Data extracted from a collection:
--
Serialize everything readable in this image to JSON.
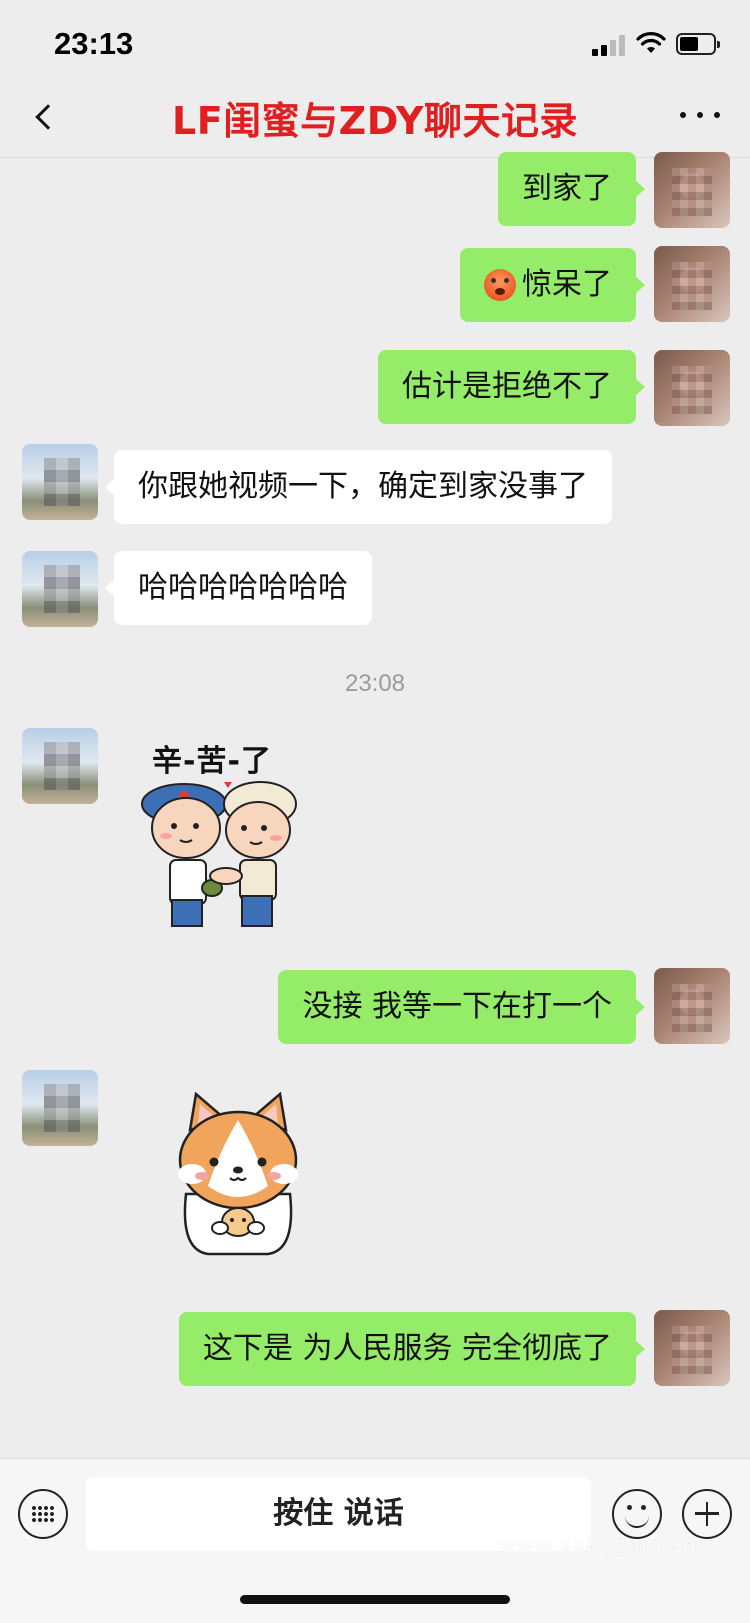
{
  "status_bar": {
    "time": "23:13"
  },
  "nav": {
    "title": "LF闺蜜与ZDY聊天记录"
  },
  "messages": [
    {
      "side": "me",
      "text": "到家了"
    },
    {
      "side": "me",
      "text": "惊呆了",
      "emoji": "shocked-face-icon"
    },
    {
      "side": "me",
      "text": "估计是拒绝不了"
    },
    {
      "side": "other",
      "text": "你跟她视频一下，确定到家没事了"
    },
    {
      "side": "other",
      "text": "哈哈哈哈哈哈哈"
    },
    {
      "side": "me",
      "text": "没接 我等一下在打一个"
    },
    {
      "side": "me",
      "text": "这下是 为人民服务 完全彻底了"
    }
  ],
  "timestamp": "23:08",
  "sticker_1": {
    "caption": "辛-苦-了"
  },
  "input_bar": {
    "talk_label": "按住 说话"
  },
  "watermark": "www.xxbozm.com",
  "colors": {
    "my_bubble": "#95ec69",
    "other_bubble": "#ffffff",
    "title": "#e02020",
    "background": "#ededed"
  }
}
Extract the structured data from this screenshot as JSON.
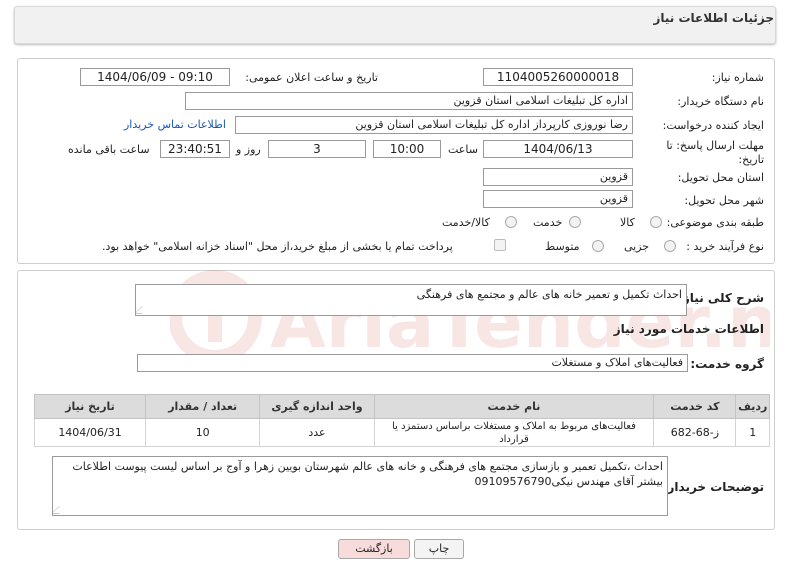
{
  "header": {
    "title": "جزئیات اطلاعات نیاز"
  },
  "form": {
    "need_number_label": "شماره نیاز:",
    "need_number": "1104005260000018",
    "announce_label": "تاریخ و ساعت اعلان عمومی:",
    "announce_value": "1404/06/09 - 09:10",
    "buyer_org_label": "نام دستگاه خریدار:",
    "buyer_org": "اداره کل تبلیغات اسلامی استان قزوین",
    "requester_label": "ایجاد کننده درخواست:",
    "requester": "رضا نوروزی کارپرداز اداره کل تبلیغات اسلامی استان قزوین",
    "contact_link": "اطلاعات تماس خریدار",
    "deadline_label": "مهلت ارسال پاسخ: تا تاریخ:",
    "deadline_date": "1404/06/13",
    "time_label": "ساعت",
    "deadline_time": "10:00",
    "days_value": "3",
    "days_label": "روز و",
    "remaining_time": "23:40:51",
    "remaining_label": "ساعت باقی مانده",
    "province_label": "استان محل تحویل:",
    "province": "قزوین",
    "city_label": "شهر محل تحویل:",
    "city": "قزوین",
    "category_label": "طبقه بندی موضوعی:",
    "category_options": [
      "کالا",
      "خدمت",
      "کالا/خدمت"
    ],
    "process_label": "نوع فرآیند خرید :",
    "process_options": [
      "جزیی",
      "متوسط"
    ],
    "payment_note": "پرداخت تمام یا بخشی از مبلغ خرید،از محل \"اسناد خزانه اسلامی\" خواهد بود."
  },
  "summary": {
    "label": "شرح کلی نیاز:",
    "text": "احداث تکمیل و تعمیر خانه های عالم و مجتمع های فرهنگی"
  },
  "services": {
    "section_title": "اطلاعات خدمات مورد نیاز",
    "group_label": "گروه خدمت:",
    "group_value": "فعالیت‌های  املاک و مستغلات",
    "columns": [
      "ردیف",
      "کد خدمت",
      "نام خدمت",
      "واحد اندازه گیری",
      "تعداد / مقدار",
      "تاریخ نیاز"
    ],
    "rows": [
      {
        "row": "1",
        "code": "ز-68-682",
        "name": "فعالیت‌های مربوط به املاک و مستغلات براساس دستمزد یا قرارداد",
        "unit": "عدد",
        "qty": "10",
        "date": "1404/06/31"
      }
    ]
  },
  "buyer_notes": {
    "label": "توضیحات خریدار:",
    "text": "احداث ،تکمیل تعمیر و بازسازی مجتمع های فرهنگی و خانه های عالم شهرستان بویین زهرا و آوج بر اساس لیست پیوست اطلاعات بیشتر آقای مهندس نیکی09109576790"
  },
  "buttons": {
    "print": "چاپ",
    "back": "بازگشت"
  },
  "watermark_text": "AriaTender.neT",
  "colors": {
    "link": "#1a56b5",
    "back_button": "#f8dcdc",
    "watermark": "#c0392b"
  }
}
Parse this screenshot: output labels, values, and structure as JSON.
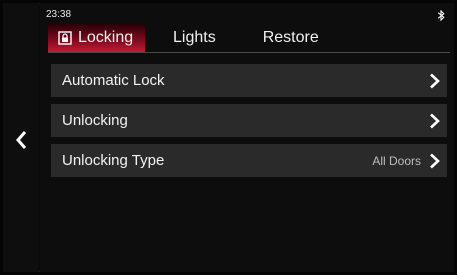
--
Exercise goal: Pick out all the lines with the word "عالم" in them and copy them.

Reply to the exercise:
    "text": "احداث تکمیل و تعمیر خانه های عالم و مجتمع های فرهنگی"
    "text": "احداث ،تکمیل تعمیر و بازسازی مجتمع های فرهنگی و خانه های عالم شهرستان بویین زهرا و آوج بر اساس لیست پیوست اطلاعات بیشتر آقای مهندس نیکی09109576790"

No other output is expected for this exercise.